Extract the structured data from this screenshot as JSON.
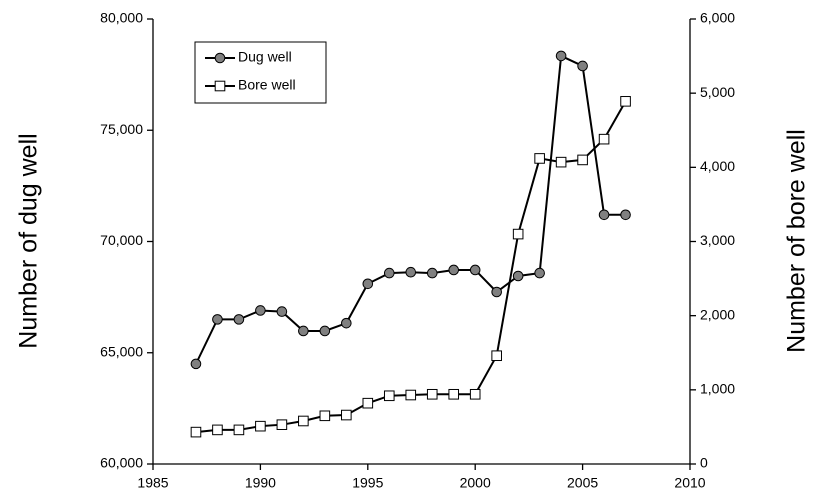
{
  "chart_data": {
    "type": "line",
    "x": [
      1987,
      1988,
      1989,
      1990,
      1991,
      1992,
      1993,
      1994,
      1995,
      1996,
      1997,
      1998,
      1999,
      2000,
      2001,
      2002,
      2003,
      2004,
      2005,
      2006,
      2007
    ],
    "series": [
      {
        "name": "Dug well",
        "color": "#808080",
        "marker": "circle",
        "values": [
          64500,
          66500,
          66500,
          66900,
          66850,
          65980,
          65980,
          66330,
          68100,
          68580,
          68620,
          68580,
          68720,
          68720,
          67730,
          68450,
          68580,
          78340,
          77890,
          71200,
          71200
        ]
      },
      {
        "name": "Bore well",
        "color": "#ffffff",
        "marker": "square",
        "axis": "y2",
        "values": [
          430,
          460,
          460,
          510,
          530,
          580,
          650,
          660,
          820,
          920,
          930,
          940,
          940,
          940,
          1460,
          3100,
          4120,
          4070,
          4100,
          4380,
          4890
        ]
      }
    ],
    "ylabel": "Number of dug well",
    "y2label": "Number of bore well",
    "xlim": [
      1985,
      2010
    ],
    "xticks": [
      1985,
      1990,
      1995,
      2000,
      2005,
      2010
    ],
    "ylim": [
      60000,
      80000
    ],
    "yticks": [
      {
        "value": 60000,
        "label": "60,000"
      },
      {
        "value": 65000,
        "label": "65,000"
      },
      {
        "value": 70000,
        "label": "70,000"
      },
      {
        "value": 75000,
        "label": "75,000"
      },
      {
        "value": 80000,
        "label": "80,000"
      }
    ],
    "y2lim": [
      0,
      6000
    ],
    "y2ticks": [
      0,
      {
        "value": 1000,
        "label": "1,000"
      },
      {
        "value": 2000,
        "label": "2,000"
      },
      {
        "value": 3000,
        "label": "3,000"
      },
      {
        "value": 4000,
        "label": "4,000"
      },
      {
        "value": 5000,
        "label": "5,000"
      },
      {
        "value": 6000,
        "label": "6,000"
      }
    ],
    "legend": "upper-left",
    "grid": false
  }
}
___
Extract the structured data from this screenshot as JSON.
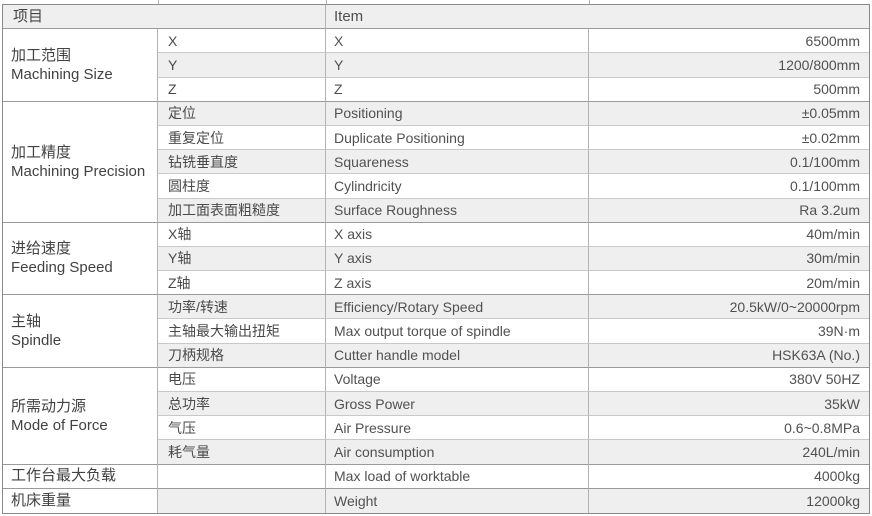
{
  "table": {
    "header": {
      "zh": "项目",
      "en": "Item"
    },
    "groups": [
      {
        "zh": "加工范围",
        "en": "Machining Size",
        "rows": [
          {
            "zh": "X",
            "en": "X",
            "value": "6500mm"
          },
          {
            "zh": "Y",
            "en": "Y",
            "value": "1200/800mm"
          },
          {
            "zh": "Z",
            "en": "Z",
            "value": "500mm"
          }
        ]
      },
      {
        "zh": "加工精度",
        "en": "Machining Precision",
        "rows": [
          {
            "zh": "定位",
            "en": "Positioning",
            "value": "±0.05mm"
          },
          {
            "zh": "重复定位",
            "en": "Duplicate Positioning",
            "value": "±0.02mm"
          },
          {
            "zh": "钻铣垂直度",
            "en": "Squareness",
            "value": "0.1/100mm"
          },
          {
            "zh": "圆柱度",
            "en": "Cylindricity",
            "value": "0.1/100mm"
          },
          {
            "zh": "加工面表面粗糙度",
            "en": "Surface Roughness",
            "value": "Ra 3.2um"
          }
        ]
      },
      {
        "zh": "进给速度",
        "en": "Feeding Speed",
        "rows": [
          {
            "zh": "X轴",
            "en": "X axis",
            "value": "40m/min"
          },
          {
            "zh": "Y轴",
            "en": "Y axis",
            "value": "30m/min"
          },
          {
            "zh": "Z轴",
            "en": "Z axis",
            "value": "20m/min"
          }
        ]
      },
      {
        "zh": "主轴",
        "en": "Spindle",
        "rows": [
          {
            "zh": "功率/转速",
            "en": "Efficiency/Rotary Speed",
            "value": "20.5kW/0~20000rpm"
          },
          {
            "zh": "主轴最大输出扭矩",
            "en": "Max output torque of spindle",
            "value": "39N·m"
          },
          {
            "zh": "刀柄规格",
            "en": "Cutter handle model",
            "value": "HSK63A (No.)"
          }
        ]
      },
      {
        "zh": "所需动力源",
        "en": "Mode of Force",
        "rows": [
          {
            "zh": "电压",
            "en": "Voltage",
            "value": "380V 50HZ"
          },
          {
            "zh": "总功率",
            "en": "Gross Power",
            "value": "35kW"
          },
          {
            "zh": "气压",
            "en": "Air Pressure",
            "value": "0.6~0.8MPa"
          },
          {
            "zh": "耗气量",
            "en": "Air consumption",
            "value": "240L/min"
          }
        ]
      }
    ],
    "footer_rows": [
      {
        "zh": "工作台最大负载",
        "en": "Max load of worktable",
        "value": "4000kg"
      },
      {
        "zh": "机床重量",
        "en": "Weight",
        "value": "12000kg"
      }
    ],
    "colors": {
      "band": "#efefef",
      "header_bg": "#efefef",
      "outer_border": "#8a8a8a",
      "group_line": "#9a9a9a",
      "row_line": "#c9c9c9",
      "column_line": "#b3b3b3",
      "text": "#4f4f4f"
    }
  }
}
___
*What is being asked:* Copy down every line of the entries containing the word "Speed".

*Exercise response:*
        "en": "Feeding Speed",
            "en": "Efficiency/Rotary Speed",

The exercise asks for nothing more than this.